> **Brief**
Scan the records and identify every line in which the string "Tilt" occurs, then return those lines.

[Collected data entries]

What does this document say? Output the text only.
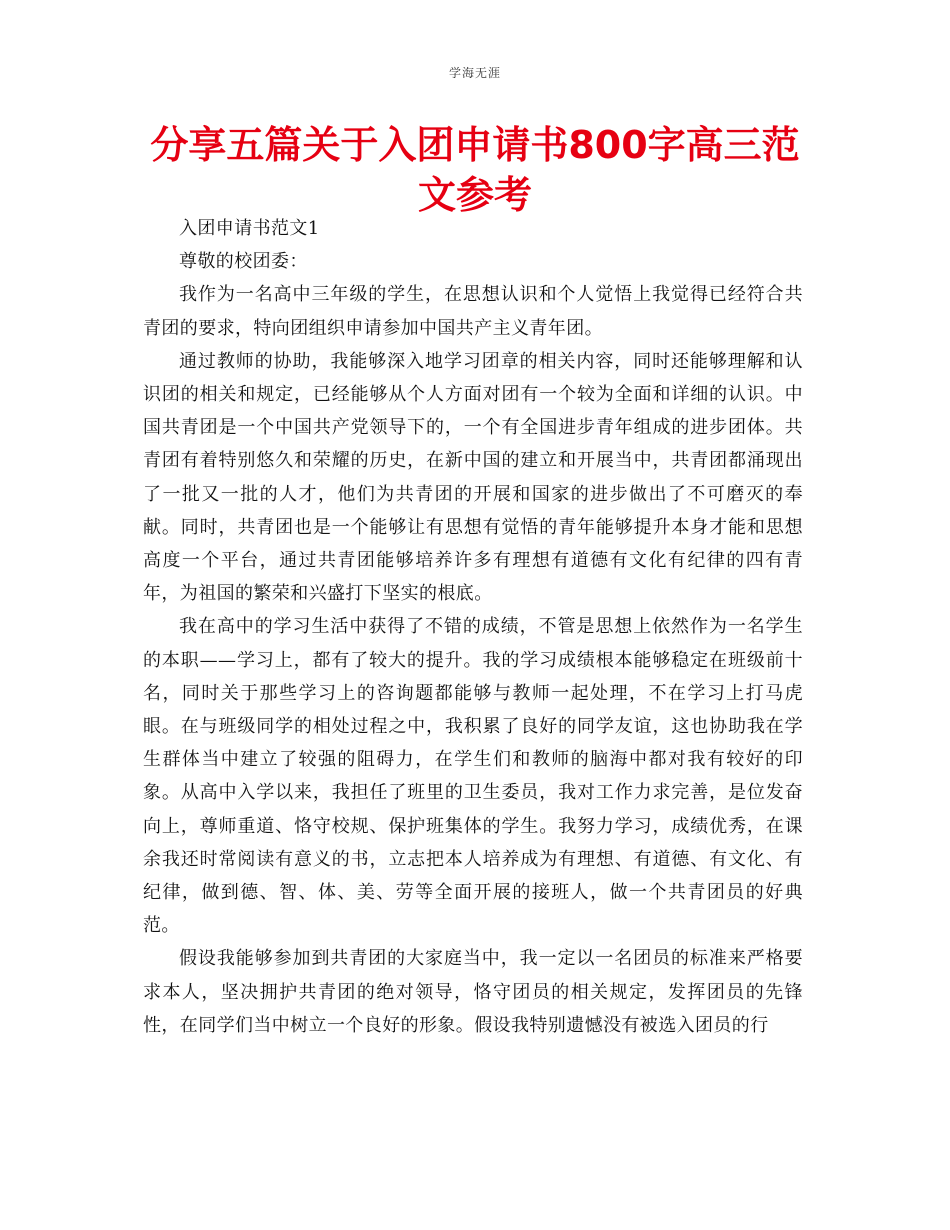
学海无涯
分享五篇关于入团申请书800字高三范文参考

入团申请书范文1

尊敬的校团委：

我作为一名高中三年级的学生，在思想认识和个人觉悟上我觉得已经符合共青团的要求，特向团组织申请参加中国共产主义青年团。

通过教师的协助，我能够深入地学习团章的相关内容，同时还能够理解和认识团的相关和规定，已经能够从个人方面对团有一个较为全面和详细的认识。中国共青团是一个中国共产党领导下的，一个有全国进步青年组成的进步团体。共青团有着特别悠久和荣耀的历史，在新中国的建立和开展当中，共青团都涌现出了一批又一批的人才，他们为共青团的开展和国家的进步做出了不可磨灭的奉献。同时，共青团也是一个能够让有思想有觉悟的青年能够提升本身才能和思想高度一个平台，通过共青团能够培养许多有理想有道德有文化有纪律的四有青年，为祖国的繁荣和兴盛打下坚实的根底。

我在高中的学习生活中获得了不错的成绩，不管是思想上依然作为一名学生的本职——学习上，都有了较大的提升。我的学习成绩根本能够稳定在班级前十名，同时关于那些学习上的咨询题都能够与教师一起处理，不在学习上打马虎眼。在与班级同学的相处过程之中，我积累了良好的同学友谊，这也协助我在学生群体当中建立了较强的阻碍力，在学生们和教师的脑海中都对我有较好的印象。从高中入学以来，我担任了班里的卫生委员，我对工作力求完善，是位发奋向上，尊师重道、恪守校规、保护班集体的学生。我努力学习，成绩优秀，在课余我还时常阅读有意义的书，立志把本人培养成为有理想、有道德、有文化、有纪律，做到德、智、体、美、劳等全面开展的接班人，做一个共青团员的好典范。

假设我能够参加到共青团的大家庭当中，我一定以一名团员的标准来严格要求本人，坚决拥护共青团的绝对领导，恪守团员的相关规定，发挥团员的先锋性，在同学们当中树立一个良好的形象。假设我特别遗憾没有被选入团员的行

==

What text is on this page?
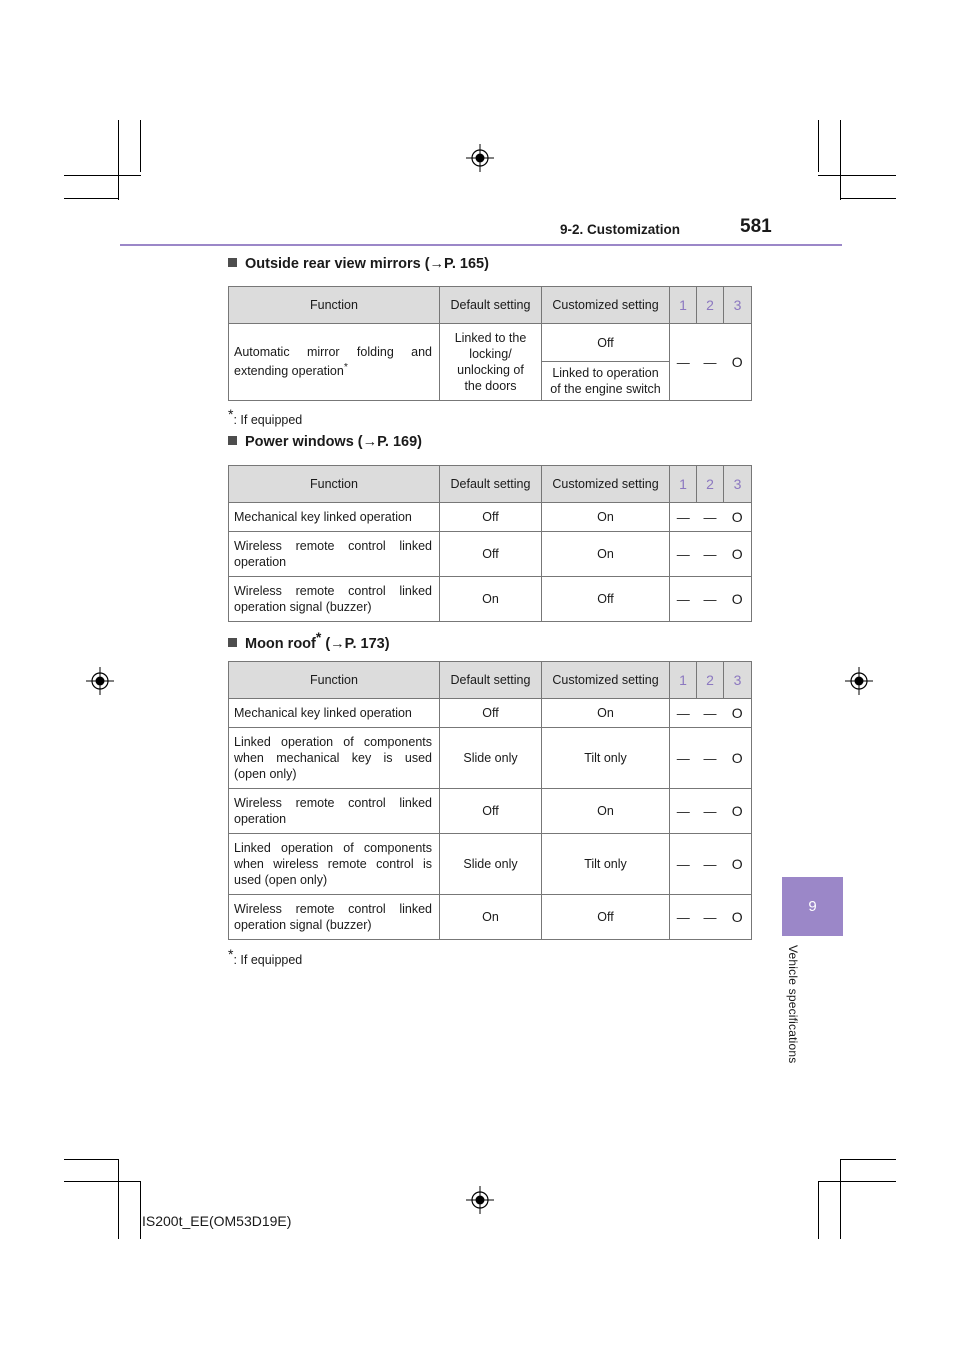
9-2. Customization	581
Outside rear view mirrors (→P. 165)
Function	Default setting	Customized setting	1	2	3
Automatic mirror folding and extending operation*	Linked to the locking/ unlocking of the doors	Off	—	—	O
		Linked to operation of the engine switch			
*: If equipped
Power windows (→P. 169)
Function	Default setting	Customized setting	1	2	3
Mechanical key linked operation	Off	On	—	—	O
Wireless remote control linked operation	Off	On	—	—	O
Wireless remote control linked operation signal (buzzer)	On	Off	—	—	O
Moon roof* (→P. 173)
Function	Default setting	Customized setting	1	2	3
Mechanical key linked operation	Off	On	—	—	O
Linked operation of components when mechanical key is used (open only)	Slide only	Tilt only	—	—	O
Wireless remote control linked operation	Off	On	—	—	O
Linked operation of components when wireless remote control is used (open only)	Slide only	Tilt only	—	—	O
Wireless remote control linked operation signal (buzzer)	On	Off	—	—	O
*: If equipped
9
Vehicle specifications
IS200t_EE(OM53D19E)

==

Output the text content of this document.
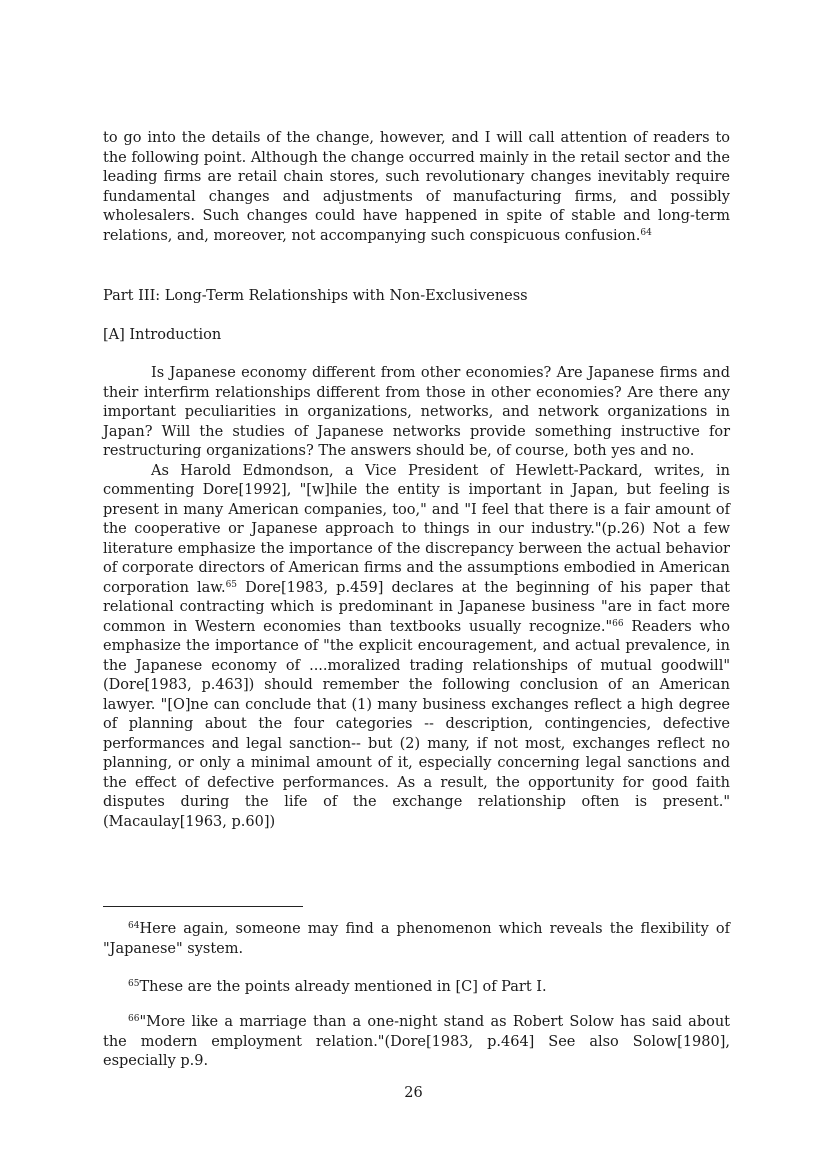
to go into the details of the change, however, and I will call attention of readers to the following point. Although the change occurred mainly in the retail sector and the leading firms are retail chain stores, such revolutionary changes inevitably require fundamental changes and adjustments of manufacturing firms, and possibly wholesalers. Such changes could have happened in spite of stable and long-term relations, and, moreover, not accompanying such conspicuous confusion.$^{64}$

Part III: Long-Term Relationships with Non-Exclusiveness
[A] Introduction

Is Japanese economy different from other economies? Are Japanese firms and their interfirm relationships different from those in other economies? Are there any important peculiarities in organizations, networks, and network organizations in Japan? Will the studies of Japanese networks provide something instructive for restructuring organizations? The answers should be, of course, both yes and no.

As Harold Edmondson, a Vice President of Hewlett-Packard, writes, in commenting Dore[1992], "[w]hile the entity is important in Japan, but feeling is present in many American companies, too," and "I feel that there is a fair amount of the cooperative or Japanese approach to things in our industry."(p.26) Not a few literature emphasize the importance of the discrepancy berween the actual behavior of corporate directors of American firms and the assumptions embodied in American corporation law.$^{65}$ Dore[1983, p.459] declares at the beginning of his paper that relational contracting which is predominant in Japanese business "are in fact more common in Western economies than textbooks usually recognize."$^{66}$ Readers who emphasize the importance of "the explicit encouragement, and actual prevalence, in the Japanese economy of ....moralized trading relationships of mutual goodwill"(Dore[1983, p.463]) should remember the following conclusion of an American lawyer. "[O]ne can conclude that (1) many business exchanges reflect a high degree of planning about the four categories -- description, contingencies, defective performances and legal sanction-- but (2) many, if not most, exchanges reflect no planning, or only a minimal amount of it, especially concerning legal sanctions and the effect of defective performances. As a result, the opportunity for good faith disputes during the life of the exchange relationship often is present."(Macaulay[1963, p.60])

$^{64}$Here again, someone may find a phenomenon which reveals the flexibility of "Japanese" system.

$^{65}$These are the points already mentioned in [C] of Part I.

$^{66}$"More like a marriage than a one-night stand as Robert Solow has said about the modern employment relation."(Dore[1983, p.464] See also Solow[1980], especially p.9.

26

> **Worked solution**
Linked operation of components when mechanical key is used (open only)	Slide only	Tilt only	—	—	O
Linked operation of components when wireless remote control is used (open only)	Slide only	Tilt only	—	—	O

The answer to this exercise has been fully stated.